— Begin Dataset rows —

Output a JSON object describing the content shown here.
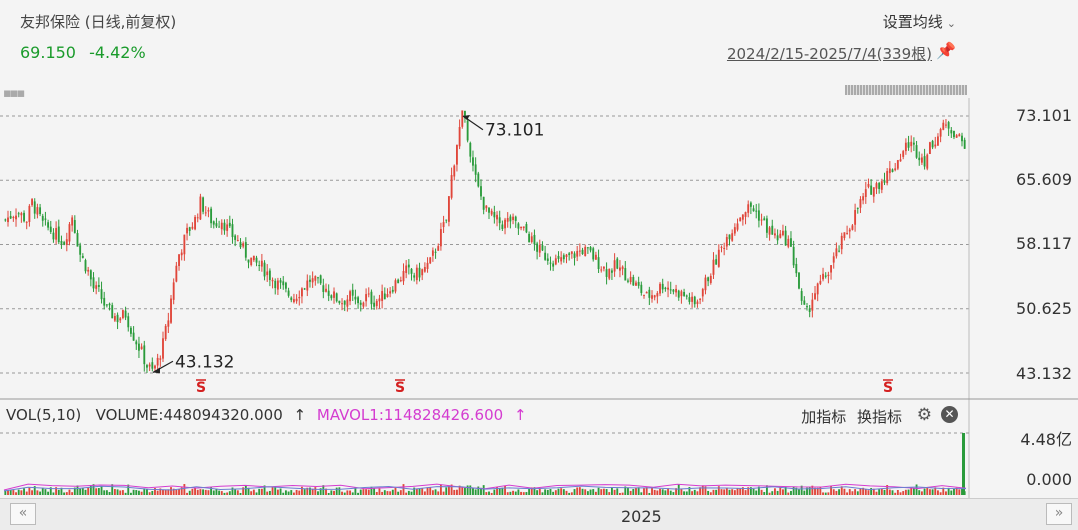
{
  "header": {
    "title": "友邦保险 (日线,前复权)",
    "price": "69.150",
    "change": "-4.42%",
    "settings_label": "设置均线",
    "range_label": "2024/2/15-2025/7/4(339根)"
  },
  "chart_data": {
    "type": "candlestick",
    "x_axis_label": "2025",
    "y_ticks": [
      "73.101",
      "65.609",
      "58.117",
      "50.625",
      "43.132"
    ],
    "ylim": [
      43.132,
      73.101
    ],
    "annotations": [
      {
        "text": "73.101",
        "kind": "high"
      },
      {
        "text": "43.132",
        "kind": "low"
      }
    ],
    "markers": [
      "S",
      "S",
      "S"
    ],
    "price_path": [
      [
        0,
        61
      ],
      [
        4,
        62
      ],
      [
        8,
        61
      ],
      [
        10,
        63
      ],
      [
        14,
        60.5
      ],
      [
        18,
        59.5
      ],
      [
        22,
        58.5
      ],
      [
        25,
        61.5
      ],
      [
        28,
        57
      ],
      [
        31,
        55
      ],
      [
        33,
        53
      ],
      [
        35,
        52.5
      ],
      [
        38,
        50.5
      ],
      [
        42,
        49.5
      ],
      [
        45,
        50
      ],
      [
        48,
        47.5
      ],
      [
        51,
        45.5
      ],
      [
        53,
        44
      ],
      [
        55,
        43.3
      ],
      [
        57,
        44.5
      ],
      [
        59,
        46.5
      ],
      [
        61,
        49.5
      ],
      [
        63,
        54
      ],
      [
        65,
        57
      ],
      [
        68,
        59.5
      ],
      [
        71,
        61
      ],
      [
        73,
        63
      ],
      [
        75,
        62
      ],
      [
        78,
        60.5
      ],
      [
        81,
        61
      ],
      [
        84,
        59.5
      ],
      [
        87,
        58.5
      ],
      [
        90,
        57
      ],
      [
        93,
        56
      ],
      [
        96,
        55.5
      ],
      [
        99,
        54.5
      ],
      [
        102,
        53.5
      ],
      [
        105,
        52.5
      ],
      [
        108,
        52
      ],
      [
        111,
        53
      ],
      [
        114,
        54
      ],
      [
        117,
        53.5
      ],
      [
        120,
        53
      ],
      [
        123,
        52
      ],
      [
        126,
        51.5
      ],
      [
        129,
        52
      ],
      [
        132,
        51
      ],
      [
        135,
        52
      ],
      [
        138,
        51.5
      ],
      [
        141,
        52
      ],
      [
        144,
        53
      ],
      [
        147,
        54
      ],
      [
        150,
        55
      ],
      [
        153,
        54.5
      ],
      [
        156,
        55
      ],
      [
        159,
        56
      ],
      [
        162,
        58.5
      ],
      [
        165,
        61
      ],
      [
        167,
        66
      ],
      [
        169,
        70
      ],
      [
        171,
        73.1
      ],
      [
        173,
        71
      ],
      [
        175,
        67
      ],
      [
        177,
        64.5
      ],
      [
        180,
        62
      ],
      [
        183,
        61
      ],
      [
        186,
        60.5
      ],
      [
        189,
        61
      ],
      [
        192,
        60
      ],
      [
        195,
        59.5
      ],
      [
        198,
        58
      ],
      [
        201,
        57
      ],
      [
        204,
        56.5
      ],
      [
        207,
        56
      ],
      [
        210,
        56.5
      ],
      [
        213,
        57
      ],
      [
        216,
        57.5
      ],
      [
        219,
        57
      ],
      [
        222,
        56
      ],
      [
        225,
        55
      ],
      [
        228,
        55.5
      ],
      [
        231,
        55
      ],
      [
        234,
        54
      ],
      [
        237,
        53
      ],
      [
        240,
        52
      ],
      [
        243,
        52.5
      ],
      [
        246,
        53.5
      ],
      [
        249,
        53
      ],
      [
        252,
        52.5
      ],
      [
        255,
        52
      ],
      [
        258,
        51
      ],
      [
        261,
        53
      ],
      [
        264,
        55
      ],
      [
        267,
        57
      ],
      [
        270,
        59
      ],
      [
        273,
        60.5
      ],
      [
        276,
        62
      ],
      [
        279,
        62.5
      ],
      [
        282,
        61.5
      ],
      [
        285,
        60
      ],
      [
        288,
        59
      ],
      [
        291,
        59
      ],
      [
        293,
        58.5
      ],
      [
        296,
        55
      ],
      [
        298,
        51
      ],
      [
        300,
        50
      ],
      [
        302,
        52
      ],
      [
        305,
        53.5
      ],
      [
        308,
        55
      ],
      [
        311,
        57
      ],
      [
        314,
        59
      ],
      [
        317,
        61
      ],
      [
        320,
        63
      ],
      [
        323,
        64.5
      ],
      [
        326,
        65
      ],
      [
        329,
        66
      ],
      [
        332,
        67
      ],
      [
        335,
        68.5
      ],
      [
        338,
        70
      ],
      [
        341,
        69
      ],
      [
        344,
        68
      ],
      [
        347,
        70
      ],
      [
        350,
        71.5
      ],
      [
        353,
        72
      ],
      [
        356,
        71
      ],
      [
        358,
        70
      ]
    ],
    "volume": {
      "label": "VOL(5,10)",
      "value_text": "VOLUME:448094320.000",
      "ma_text": "MAVOL1:114828426.600",
      "arrow": "↑",
      "y_ticks": [
        "4.48亿",
        "0.000"
      ],
      "last_bar_value": 448094320
    }
  },
  "toolbar": {
    "add_indicator": "加指标",
    "switch_indicator": "换指标"
  },
  "nav": {
    "left": "«",
    "right": "»"
  },
  "colors": {
    "up": "#e0463a",
    "down": "#2a9b3b",
    "mavol": "#d43cd0",
    "ma_blue": "#6a7fd0"
  }
}
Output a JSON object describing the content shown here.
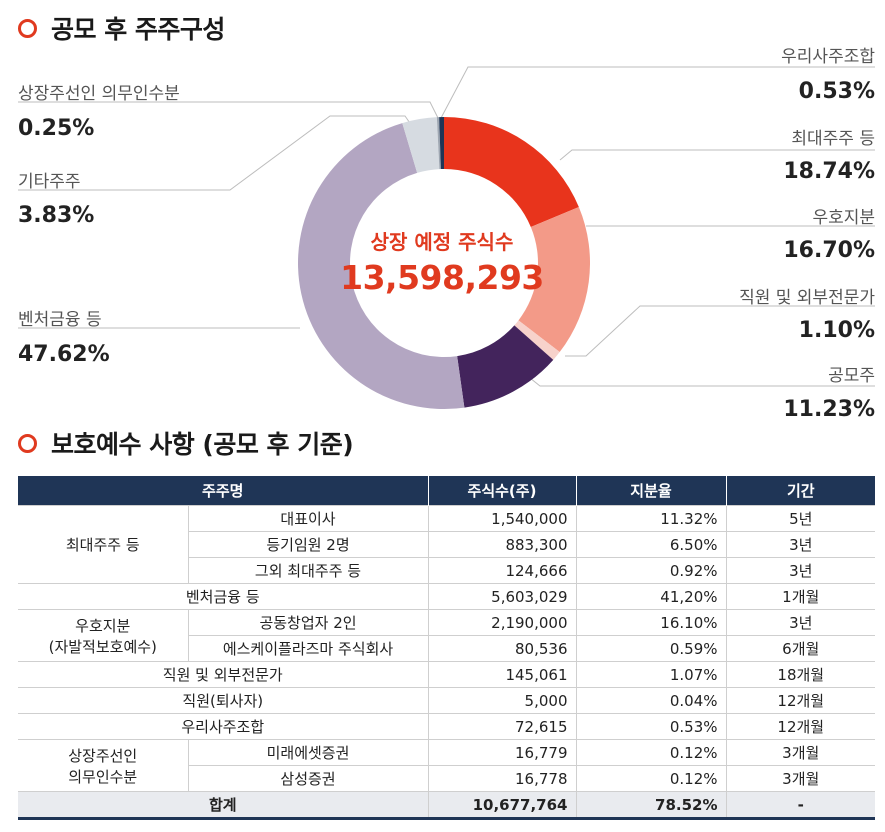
{
  "section1": {
    "title": "공모 후 주주구성"
  },
  "section2": {
    "title": "보호예수 사항 (공모 후 기준)"
  },
  "donut_center": {
    "label": "상장 예정 주식수",
    "value": "13,598,293"
  },
  "chart_data": {
    "type": "pie",
    "style": "donut",
    "segments": [
      {
        "label": "최대주주 등",
        "value": 18.74,
        "display": "18.74%",
        "color": "#e8341c"
      },
      {
        "label": "우호지분",
        "value": 16.7,
        "display": "16.70%",
        "color": "#f39a88"
      },
      {
        "label": "직원 및 외부전문가",
        "value": 1.1,
        "display": "1.10%",
        "color": "#f7d2cb"
      },
      {
        "label": "공모주",
        "value": 11.23,
        "display": "11.23%",
        "color": "#43245c"
      },
      {
        "label": "벤처금융 등",
        "value": 47.62,
        "display": "47.62%",
        "color": "#b3a6c2"
      },
      {
        "label": "기타주주",
        "value": 3.83,
        "display": "3.83%",
        "color": "#d6dbe1"
      },
      {
        "label": "상장주선인 의무인수분",
        "value": 0.25,
        "display": "0.25%",
        "color": "#9fa7b2"
      },
      {
        "label": "우리사주조합",
        "value": 0.53,
        "display": "0.53%",
        "color": "#1f3556"
      }
    ]
  },
  "table": {
    "headers": [
      "주주명",
      "주식수(주)",
      "지분율",
      "기간"
    ],
    "groups": {
      "g1": "최대주주 등",
      "g2_line1": "우호지분",
      "g2_line2": "(자발적보호예수)",
      "g3_line1": "상장주선인",
      "g3_line2": "의무인수분"
    },
    "rows": [
      {
        "name": "대표이사",
        "shares": "1,540,000",
        "ratio": "11.32%",
        "period": "5년"
      },
      {
        "name": "등기임원 2명",
        "shares": "883,300",
        "ratio": "6.50%",
        "period": "3년"
      },
      {
        "name": "그외 최대주주 등",
        "shares": "124,666",
        "ratio": "0.92%",
        "period": "3년"
      },
      {
        "name": "벤처금융 등",
        "shares": "5,603,029",
        "ratio": "41,20%",
        "period": "1개월"
      },
      {
        "name": "공동창업자 2인",
        "shares": "2,190,000",
        "ratio": "16.10%",
        "period": "3년"
      },
      {
        "name": "에스케이플라즈마 주식회사",
        "shares": "80,536",
        "ratio": "0.59%",
        "period": "6개월"
      },
      {
        "name": "직원 및 외부전문가",
        "shares": "145,061",
        "ratio": "1.07%",
        "period": "18개월"
      },
      {
        "name": "직원(퇴사자)",
        "shares": "5,000",
        "ratio": "0.04%",
        "period": "12개월"
      },
      {
        "name": "우리사주조합",
        "shares": "72,615",
        "ratio": "0.53%",
        "period": "12개월"
      },
      {
        "name": "미래에셋증권",
        "shares": "16,779",
        "ratio": "0.12%",
        "period": "3개월"
      },
      {
        "name": "삼성증권",
        "shares": "16,778",
        "ratio": "0.12%",
        "period": "3개월"
      }
    ],
    "total": {
      "name": "합계",
      "shares": "10,677,764",
      "ratio": "78.52%",
      "period": "-"
    }
  }
}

— End Dataset rows —

Return each line where "ratio" shows up.

        "ratio": "11.32%",
        "ratio": "6.50%",
        "ratio": "0.92%",
        "ratio": "41,20%",
        "ratio": "16.10%",
        "ratio": "0.59%",
        "ratio": "1.07%",
        "ratio": "0.04%",
        "ratio": "0.53%",
        "ratio": "0.12%",
        "ratio": "0.12%",
      "ratio": "78.52%",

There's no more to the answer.